Extract all lines that hold the string "frac".

SUPPLIED INFORMATION:
============================================================
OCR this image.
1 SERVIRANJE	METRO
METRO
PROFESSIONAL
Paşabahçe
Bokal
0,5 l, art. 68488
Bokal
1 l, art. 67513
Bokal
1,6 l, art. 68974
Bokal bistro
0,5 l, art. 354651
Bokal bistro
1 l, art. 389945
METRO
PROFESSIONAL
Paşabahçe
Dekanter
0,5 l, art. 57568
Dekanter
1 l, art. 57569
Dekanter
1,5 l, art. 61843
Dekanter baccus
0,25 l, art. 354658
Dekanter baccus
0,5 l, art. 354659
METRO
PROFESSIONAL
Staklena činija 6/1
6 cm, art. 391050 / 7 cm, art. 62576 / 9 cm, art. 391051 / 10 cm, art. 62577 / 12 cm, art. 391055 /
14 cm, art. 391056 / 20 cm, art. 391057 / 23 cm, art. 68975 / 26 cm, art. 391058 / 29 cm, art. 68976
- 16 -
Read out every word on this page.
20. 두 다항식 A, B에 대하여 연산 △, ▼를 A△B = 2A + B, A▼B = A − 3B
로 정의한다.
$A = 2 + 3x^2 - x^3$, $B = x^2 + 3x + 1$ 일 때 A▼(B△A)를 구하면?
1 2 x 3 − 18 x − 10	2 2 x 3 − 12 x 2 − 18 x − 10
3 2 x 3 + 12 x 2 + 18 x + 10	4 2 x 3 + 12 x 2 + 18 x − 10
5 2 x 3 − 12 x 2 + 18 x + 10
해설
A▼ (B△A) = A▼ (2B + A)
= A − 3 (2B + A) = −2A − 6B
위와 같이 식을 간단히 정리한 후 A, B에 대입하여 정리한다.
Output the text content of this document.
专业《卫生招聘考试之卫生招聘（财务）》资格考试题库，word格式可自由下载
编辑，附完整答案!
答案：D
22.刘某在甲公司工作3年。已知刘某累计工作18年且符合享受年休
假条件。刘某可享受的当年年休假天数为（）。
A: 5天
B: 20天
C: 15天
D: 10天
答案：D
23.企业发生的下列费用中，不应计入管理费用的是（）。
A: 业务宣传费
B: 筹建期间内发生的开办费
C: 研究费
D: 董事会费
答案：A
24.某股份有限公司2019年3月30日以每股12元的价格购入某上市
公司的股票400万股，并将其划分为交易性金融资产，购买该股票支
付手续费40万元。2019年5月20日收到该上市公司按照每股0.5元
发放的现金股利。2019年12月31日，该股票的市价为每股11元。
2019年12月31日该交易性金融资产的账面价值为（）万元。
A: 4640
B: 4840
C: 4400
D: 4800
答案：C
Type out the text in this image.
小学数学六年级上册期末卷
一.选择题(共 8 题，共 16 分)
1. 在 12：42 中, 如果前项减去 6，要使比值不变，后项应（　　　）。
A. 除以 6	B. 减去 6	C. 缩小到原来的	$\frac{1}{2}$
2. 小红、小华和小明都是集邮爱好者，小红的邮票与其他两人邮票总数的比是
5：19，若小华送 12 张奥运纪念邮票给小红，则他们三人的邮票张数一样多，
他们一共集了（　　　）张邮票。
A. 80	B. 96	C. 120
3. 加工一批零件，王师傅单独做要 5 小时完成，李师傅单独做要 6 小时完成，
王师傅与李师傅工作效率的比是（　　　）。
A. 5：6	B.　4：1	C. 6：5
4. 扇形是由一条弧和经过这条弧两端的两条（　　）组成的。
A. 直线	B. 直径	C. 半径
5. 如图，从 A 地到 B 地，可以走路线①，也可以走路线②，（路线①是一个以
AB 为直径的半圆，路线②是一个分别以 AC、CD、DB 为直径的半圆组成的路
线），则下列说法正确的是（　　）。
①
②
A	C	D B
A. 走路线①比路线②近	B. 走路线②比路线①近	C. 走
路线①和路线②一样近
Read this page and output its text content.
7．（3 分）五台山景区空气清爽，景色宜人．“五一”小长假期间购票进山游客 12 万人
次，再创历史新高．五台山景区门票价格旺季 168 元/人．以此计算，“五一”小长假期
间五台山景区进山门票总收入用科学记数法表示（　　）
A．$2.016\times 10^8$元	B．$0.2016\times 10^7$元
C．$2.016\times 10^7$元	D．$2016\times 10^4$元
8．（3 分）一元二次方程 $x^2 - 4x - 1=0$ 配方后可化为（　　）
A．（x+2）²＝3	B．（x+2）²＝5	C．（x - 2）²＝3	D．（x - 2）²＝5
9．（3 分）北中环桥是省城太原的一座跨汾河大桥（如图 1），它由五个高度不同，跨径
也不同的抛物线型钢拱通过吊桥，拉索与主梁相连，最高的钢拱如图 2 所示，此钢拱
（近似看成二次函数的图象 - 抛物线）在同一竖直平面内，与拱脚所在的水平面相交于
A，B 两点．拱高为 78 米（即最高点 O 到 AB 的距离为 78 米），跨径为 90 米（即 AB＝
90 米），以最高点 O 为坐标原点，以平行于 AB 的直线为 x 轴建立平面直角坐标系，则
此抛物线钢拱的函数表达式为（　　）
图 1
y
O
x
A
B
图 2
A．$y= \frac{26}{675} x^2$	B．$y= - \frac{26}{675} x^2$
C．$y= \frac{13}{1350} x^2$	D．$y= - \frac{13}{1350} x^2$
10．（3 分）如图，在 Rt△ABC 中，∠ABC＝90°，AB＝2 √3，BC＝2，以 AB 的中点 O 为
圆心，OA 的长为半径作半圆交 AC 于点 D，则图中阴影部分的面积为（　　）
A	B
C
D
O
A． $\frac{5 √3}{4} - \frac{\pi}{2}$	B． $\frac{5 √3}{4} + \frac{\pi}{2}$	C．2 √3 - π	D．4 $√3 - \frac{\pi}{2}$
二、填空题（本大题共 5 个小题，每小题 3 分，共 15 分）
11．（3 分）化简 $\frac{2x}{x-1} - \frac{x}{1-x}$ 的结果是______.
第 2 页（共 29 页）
============================================================
EXERCISE OUTPUT:
A. 除以 6	B. 减去 6	C. 缩小到原来的	$\frac{1}{2}$
A．$y= \frac{26}{675} x^2$	B．$y= - \frac{26}{675} x^2$
C．$y= \frac{13}{1350} x^2$	D．$y= - \frac{13}{1350} x^2$
A． $\frac{5 √3}{4} - \frac{\pi}{2}$	B． $\frac{5 √3}{4} + \frac{\pi}{2}$	C．2 √3 - π	D．4 $√3 - \frac{\pi}{2}$
11．（3 分）化简 $\frac{2x}{x-1} - \frac{x}{1-x}$ 的结果是______.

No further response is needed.